[WHAT THE TASK ASKS] Restate the full set of records exactly, word for word.

[RECORDS SHOWN]
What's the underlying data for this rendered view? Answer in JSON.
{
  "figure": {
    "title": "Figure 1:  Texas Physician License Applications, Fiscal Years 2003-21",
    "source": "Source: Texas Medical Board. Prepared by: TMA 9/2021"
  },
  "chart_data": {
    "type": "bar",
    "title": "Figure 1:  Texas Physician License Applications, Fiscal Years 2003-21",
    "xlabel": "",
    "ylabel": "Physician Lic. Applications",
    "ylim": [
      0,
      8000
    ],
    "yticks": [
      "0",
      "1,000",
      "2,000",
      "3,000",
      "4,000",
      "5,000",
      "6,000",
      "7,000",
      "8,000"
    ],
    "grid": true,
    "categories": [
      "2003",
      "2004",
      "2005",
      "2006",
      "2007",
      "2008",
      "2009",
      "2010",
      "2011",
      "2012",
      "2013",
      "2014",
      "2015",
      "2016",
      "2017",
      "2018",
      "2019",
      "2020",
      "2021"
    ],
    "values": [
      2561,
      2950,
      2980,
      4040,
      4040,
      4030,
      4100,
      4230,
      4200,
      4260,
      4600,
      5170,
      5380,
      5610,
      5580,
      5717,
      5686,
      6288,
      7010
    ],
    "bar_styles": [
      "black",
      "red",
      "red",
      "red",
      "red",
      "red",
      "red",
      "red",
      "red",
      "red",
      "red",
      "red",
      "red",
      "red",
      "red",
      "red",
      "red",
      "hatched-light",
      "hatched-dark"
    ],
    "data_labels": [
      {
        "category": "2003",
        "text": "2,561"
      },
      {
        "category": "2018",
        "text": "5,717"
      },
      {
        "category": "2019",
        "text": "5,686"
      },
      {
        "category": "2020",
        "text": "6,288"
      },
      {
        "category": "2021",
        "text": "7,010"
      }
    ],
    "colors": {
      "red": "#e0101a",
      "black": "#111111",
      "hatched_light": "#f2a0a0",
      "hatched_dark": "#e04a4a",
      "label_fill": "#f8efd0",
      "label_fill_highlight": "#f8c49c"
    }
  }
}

[RESULT OF THE EXERCISE]
What's the underlying data for this rendered view? Answer in JSON.
{
  "figure": {
    "title": "Figure 1:  Texas Physician License Applications, Fiscal Years 2003-21",
    "source": "Source: Texas Medical Board. Prepared by: TMA 9/2021"
  },
  "chart_data": {
    "type": "bar",
    "title": "Figure 1:  Texas Physician License Applications, Fiscal Years 2003-21",
    "xlabel": "",
    "ylabel": "Physician Lic. Applications",
    "ylim": [
      0,
      8000
    ],
    "yticks": [
      "0",
      "1,000",
      "2,000",
      "3,000",
      "4,000",
      "5,000",
      "6,000",
      "7,000",
      "8,000"
    ],
    "grid": true,
    "categories": [
      "2003",
      "2004",
      "2005",
      "2006",
      "2007",
      "2008",
      "2009",
      "2010",
      "2011",
      "2012",
      "2013",
      "2014",
      "2015",
      "2016",
      "2017",
      "2018",
      "2019",
      "2020",
      "2021"
    ],
    "values": [
      2561,
      2950,
      2980,
      4040,
      4040,
      4030,
      4100,
      4230,
      4200,
      4260,
      4600,
      5170,
      5380,
      5610,
      5580,
      5717,
      5686,
      6288,
      7010
    ],
    "bar_styles": [
      "black",
      "red",
      "red",
      "red",
      "red",
      "red",
      "red",
      "red",
      "red",
      "red",
      "red",
      "red",
      "red",
      "red",
      "red",
      "red",
      "red",
      "hatched-light",
      "hatched-dark"
    ],
    "data_labels": [
      {
        "category": "2003",
        "text": "2,561"
      },
      {
        "category": "2018",
        "text": "5,717"
      },
      {
        "category": "2019",
        "text": "5,686"
      },
      {
        "category": "2020",
        "text": "6,288"
      },
      {
        "category": "2021",
        "text": "7,010"
      }
    ],
    "colors": {
      "red": "#e0101a",
      "black": "#111111",
      "hatched_light": "#f2a0a0",
      "hatched_dark": "#e04a4a",
      "label_fill": "#f8efd0",
      "label_fill_highlight": "#f8c49c"
    }
  }
}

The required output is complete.